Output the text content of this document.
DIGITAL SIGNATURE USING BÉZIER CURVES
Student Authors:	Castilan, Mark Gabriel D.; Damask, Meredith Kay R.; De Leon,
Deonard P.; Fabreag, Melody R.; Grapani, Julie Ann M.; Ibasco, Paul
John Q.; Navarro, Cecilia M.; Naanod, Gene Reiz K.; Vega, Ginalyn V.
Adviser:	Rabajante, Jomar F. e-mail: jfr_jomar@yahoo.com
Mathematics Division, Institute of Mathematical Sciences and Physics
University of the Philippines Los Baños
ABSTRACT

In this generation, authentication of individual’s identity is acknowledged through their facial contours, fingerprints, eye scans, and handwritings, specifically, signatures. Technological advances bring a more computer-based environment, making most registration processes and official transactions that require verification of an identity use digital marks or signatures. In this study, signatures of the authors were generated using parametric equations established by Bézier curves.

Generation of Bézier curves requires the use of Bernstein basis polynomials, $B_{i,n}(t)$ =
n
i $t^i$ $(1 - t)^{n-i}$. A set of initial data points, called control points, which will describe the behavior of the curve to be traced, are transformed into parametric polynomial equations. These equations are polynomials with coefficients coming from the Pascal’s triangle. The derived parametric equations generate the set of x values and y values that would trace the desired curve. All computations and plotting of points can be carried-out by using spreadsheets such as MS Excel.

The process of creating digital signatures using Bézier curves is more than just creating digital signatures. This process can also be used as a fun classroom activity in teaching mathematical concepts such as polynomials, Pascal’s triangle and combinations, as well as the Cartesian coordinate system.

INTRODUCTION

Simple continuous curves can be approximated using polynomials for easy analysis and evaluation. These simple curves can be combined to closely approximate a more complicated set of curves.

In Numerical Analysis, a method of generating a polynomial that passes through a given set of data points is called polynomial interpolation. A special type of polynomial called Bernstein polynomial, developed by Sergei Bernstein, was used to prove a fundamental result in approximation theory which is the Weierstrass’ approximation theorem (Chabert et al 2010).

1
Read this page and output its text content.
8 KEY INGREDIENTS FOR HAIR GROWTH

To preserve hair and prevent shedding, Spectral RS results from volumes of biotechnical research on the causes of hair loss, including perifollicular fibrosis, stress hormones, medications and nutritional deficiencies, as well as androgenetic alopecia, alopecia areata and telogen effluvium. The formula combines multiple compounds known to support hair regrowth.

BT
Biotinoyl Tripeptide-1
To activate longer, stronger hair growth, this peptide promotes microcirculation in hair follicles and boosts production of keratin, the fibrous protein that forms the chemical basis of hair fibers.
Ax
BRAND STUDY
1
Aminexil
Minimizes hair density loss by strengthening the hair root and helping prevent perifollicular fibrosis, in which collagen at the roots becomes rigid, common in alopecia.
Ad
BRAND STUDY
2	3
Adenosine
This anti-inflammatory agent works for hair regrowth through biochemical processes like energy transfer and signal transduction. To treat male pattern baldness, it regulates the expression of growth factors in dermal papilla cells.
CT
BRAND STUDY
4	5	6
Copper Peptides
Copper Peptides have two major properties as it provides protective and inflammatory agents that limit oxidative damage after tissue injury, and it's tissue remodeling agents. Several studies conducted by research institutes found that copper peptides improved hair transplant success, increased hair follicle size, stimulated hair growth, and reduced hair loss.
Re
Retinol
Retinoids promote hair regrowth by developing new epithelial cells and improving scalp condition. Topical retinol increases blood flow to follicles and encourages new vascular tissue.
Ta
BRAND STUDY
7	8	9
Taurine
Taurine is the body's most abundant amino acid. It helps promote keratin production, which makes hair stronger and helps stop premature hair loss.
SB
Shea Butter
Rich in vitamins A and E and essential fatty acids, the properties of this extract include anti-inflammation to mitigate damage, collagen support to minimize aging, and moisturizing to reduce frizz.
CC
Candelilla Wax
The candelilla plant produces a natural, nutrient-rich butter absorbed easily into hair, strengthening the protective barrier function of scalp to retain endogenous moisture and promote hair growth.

• **Work request**: Tell how many lines of the material above contain the word "properties", giving only the number.

• **Answer to this exercise**: 2